**Request**.
From the entries that follow, pick out all lines holding "speed".

Figure collection entries:
____

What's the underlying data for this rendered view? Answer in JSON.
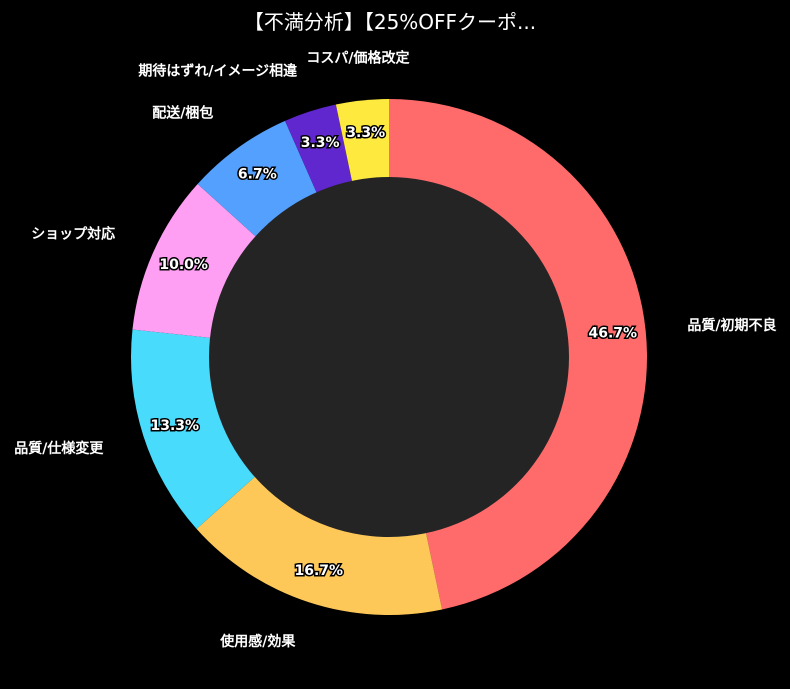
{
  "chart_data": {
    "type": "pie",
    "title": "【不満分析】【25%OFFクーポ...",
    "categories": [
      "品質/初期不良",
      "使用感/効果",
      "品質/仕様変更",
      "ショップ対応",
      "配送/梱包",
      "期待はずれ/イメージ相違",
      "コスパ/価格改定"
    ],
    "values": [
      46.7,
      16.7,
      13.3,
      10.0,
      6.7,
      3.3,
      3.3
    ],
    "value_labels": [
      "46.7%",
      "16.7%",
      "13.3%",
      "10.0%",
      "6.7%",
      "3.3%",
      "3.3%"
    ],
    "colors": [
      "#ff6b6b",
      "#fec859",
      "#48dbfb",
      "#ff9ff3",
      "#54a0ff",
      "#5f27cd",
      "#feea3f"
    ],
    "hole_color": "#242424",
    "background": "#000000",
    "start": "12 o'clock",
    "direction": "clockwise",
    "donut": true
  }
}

____

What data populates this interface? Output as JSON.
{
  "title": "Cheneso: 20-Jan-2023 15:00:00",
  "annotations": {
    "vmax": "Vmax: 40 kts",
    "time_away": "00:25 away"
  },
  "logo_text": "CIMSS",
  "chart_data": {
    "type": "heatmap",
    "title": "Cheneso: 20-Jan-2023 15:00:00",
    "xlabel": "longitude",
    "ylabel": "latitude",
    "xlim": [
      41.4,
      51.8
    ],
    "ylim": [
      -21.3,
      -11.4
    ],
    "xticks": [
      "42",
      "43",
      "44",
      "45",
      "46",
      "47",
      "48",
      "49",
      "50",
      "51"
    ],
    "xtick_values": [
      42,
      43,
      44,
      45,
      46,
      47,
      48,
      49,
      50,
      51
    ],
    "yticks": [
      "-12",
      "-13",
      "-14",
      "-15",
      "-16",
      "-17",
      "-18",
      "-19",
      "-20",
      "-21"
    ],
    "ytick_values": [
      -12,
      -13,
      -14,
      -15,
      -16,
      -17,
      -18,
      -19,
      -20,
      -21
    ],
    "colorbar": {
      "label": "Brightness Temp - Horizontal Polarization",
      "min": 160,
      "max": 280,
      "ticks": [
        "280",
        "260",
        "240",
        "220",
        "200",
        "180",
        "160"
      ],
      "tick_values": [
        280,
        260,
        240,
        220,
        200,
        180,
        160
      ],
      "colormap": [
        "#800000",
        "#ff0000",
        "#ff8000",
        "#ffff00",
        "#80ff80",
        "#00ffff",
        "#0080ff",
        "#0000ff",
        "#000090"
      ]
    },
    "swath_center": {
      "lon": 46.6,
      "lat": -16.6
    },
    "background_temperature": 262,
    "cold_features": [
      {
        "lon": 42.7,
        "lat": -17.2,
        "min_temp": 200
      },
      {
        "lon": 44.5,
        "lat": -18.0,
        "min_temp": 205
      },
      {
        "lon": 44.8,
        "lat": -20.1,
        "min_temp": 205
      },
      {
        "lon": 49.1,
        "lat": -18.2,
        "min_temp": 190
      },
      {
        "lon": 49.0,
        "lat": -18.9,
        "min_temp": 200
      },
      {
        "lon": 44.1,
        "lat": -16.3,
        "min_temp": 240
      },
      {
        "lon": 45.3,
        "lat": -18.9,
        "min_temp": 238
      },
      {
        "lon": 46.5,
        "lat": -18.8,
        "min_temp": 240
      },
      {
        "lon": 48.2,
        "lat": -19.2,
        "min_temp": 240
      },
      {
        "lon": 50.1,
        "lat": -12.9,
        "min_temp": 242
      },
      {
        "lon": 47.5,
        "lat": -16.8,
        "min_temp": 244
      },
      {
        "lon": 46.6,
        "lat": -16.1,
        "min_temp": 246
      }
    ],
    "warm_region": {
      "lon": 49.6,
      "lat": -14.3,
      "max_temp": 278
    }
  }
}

____

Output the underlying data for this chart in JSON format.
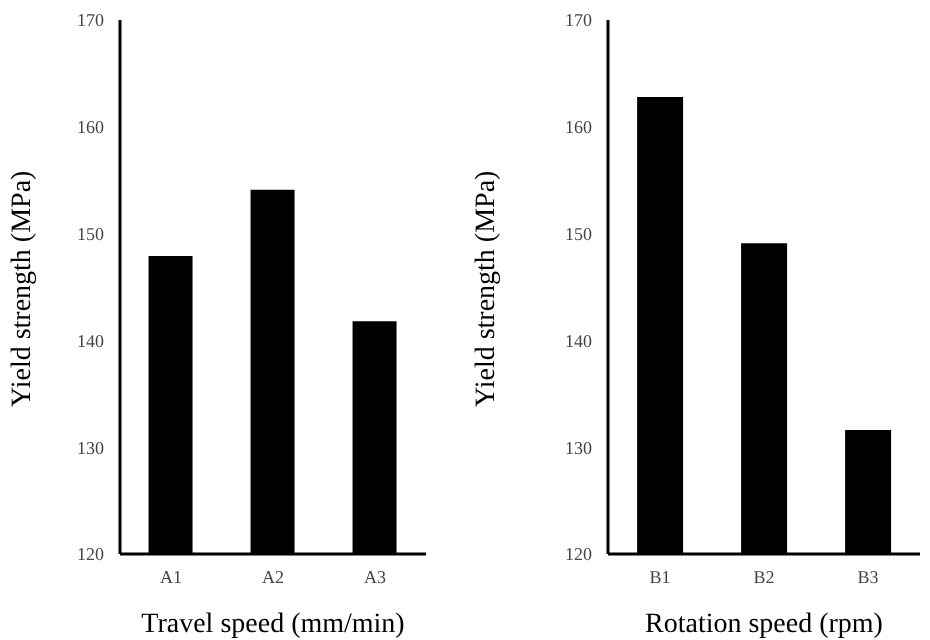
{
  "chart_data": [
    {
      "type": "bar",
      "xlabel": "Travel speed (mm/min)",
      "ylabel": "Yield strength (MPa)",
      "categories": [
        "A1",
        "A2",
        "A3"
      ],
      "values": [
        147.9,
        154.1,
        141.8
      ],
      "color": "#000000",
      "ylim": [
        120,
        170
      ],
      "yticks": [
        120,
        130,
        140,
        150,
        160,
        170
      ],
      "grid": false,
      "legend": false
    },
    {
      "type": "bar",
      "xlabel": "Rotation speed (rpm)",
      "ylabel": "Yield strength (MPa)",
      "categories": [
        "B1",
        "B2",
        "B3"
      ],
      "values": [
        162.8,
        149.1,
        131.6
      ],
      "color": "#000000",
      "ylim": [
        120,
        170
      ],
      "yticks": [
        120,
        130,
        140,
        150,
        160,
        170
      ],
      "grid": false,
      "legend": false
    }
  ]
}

____

**Response to the exercise**.
      "xlabel": "Travel speed (mm/min)",
      "xlabel": "Rotation speed (rpm)",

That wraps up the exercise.